■ Exercise ■
Look through the listing for the word "本地磁盘". Copy each line that has it.

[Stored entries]

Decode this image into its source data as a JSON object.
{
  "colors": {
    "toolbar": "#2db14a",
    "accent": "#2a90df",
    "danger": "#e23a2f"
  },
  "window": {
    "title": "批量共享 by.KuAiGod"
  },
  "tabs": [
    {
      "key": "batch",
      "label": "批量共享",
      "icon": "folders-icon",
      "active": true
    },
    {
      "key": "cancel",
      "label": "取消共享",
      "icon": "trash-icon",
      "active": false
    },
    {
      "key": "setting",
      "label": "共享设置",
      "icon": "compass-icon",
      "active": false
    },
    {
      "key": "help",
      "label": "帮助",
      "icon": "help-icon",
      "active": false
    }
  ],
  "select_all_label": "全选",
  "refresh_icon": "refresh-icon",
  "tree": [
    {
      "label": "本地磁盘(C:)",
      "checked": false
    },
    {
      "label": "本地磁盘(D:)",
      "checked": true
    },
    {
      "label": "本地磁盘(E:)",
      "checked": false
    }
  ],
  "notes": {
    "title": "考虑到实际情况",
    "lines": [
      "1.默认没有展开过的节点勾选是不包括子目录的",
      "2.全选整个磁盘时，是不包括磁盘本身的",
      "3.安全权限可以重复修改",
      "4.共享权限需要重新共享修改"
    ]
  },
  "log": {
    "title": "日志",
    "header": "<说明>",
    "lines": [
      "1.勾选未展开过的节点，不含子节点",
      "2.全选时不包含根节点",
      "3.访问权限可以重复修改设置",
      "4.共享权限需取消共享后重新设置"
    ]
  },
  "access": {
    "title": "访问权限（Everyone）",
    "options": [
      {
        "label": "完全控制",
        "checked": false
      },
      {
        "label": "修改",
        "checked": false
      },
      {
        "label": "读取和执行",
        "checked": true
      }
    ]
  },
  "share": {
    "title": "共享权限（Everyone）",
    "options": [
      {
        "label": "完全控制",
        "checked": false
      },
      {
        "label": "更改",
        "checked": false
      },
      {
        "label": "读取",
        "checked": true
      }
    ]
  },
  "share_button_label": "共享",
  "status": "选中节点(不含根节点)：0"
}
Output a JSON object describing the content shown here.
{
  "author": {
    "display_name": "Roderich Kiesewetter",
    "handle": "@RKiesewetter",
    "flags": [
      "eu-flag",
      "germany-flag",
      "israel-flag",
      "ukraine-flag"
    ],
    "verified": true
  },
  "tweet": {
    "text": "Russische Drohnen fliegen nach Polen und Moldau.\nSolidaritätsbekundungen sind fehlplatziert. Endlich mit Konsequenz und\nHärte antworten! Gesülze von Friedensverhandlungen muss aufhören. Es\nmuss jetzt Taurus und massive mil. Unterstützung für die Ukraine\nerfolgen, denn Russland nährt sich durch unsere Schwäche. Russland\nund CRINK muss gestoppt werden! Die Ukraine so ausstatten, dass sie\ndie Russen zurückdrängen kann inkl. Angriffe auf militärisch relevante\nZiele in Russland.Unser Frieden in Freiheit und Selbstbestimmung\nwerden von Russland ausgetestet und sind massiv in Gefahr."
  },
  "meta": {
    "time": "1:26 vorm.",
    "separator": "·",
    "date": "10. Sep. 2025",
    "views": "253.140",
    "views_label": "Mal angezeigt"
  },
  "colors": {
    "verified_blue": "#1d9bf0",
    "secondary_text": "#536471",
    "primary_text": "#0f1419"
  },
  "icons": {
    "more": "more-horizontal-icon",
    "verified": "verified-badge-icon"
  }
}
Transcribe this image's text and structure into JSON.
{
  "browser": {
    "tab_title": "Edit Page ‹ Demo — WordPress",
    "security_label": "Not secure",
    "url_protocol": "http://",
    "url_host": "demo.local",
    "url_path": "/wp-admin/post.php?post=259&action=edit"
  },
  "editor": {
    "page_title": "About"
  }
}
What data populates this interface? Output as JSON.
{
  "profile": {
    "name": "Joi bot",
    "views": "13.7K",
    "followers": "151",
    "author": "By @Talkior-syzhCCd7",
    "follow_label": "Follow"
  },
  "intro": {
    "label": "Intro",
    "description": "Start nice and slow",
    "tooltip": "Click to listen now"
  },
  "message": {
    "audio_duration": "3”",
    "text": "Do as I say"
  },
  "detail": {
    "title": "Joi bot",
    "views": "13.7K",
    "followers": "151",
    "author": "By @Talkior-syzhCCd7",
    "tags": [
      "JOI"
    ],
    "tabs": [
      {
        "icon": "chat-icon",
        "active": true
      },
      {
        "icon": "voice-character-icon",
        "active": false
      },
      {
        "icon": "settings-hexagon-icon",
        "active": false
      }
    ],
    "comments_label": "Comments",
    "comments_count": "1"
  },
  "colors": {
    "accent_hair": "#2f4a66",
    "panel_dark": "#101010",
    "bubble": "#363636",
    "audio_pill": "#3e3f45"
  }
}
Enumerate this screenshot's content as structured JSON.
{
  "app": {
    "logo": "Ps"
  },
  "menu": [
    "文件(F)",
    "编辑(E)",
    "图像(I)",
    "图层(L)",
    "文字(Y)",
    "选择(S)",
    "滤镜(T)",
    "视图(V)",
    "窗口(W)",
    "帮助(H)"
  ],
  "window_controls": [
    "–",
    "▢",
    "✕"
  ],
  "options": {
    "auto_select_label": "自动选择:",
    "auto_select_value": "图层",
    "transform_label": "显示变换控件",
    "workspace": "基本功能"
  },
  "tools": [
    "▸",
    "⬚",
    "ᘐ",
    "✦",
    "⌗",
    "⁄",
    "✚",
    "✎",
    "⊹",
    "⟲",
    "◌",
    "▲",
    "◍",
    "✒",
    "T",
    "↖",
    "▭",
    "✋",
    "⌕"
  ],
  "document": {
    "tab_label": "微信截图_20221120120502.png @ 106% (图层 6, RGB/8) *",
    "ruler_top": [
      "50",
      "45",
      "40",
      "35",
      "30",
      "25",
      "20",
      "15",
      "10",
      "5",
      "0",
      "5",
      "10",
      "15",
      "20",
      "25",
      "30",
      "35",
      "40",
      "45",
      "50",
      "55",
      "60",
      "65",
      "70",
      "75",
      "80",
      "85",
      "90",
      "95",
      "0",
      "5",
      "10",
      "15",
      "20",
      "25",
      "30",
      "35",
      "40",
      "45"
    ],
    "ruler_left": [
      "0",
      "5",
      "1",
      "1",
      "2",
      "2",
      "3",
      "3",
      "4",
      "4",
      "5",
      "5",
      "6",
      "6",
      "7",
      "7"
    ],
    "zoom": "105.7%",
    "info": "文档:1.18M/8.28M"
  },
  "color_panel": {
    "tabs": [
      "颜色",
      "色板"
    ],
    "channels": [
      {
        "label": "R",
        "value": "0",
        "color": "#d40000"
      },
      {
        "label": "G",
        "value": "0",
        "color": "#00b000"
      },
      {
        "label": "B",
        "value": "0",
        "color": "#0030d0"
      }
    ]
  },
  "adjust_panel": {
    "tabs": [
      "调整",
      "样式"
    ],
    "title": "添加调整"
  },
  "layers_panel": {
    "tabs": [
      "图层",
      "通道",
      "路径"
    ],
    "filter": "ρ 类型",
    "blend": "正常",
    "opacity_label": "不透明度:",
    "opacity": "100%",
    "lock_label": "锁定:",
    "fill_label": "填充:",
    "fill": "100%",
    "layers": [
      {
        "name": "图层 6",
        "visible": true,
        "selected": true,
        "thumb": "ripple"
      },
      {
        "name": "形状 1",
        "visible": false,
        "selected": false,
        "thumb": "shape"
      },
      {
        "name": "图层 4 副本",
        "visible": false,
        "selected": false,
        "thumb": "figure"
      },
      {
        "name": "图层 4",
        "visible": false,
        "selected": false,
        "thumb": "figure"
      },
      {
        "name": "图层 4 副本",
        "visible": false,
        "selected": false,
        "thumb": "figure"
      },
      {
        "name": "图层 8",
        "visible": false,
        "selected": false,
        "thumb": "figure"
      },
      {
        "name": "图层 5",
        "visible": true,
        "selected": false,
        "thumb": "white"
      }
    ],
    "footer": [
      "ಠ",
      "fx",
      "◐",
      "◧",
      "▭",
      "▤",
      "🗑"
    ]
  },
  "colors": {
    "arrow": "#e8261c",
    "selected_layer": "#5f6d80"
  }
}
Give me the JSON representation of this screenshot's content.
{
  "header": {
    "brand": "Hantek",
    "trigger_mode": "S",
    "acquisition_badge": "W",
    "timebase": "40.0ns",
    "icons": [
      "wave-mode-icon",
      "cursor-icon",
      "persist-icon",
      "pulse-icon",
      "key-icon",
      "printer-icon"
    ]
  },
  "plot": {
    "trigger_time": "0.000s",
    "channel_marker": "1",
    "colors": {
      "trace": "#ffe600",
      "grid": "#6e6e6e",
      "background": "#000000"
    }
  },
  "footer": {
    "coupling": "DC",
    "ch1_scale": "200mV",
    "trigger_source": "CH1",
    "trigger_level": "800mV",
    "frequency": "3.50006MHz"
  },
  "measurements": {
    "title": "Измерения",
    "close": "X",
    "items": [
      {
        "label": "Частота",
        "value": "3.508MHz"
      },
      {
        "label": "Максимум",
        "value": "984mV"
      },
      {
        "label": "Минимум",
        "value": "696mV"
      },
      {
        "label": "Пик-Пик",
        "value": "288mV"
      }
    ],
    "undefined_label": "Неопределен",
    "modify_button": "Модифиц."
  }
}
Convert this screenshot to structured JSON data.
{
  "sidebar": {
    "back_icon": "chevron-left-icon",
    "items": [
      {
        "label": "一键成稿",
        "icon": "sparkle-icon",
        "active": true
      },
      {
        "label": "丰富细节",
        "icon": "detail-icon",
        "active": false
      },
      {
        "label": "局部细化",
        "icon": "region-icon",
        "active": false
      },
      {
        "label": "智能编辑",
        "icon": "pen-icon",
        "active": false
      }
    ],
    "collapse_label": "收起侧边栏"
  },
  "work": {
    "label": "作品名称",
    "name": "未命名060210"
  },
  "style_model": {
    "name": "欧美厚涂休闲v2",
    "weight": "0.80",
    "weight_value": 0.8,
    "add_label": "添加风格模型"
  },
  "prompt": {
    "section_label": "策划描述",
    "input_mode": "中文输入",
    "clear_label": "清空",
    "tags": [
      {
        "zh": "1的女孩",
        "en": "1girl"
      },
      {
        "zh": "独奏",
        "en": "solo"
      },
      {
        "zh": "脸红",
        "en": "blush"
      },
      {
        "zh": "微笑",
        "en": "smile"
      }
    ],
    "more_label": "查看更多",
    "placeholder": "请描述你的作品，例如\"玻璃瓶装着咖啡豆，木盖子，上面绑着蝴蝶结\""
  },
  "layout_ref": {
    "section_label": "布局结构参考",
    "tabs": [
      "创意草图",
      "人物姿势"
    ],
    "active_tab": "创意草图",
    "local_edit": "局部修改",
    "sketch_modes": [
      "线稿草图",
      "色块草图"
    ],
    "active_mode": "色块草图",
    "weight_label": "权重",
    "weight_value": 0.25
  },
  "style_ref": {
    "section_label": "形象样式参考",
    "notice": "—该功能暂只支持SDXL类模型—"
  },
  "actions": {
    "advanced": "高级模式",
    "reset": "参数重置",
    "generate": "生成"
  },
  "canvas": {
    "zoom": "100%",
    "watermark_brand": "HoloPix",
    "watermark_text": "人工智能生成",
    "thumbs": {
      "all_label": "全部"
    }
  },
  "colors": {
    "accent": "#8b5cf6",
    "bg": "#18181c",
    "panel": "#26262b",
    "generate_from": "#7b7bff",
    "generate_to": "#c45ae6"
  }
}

■ Solution to the problem ■
      "label": "本地磁盘(C:)",
      "label": "本地磁盘(D:)",
      "label": "本地磁盘(E:)",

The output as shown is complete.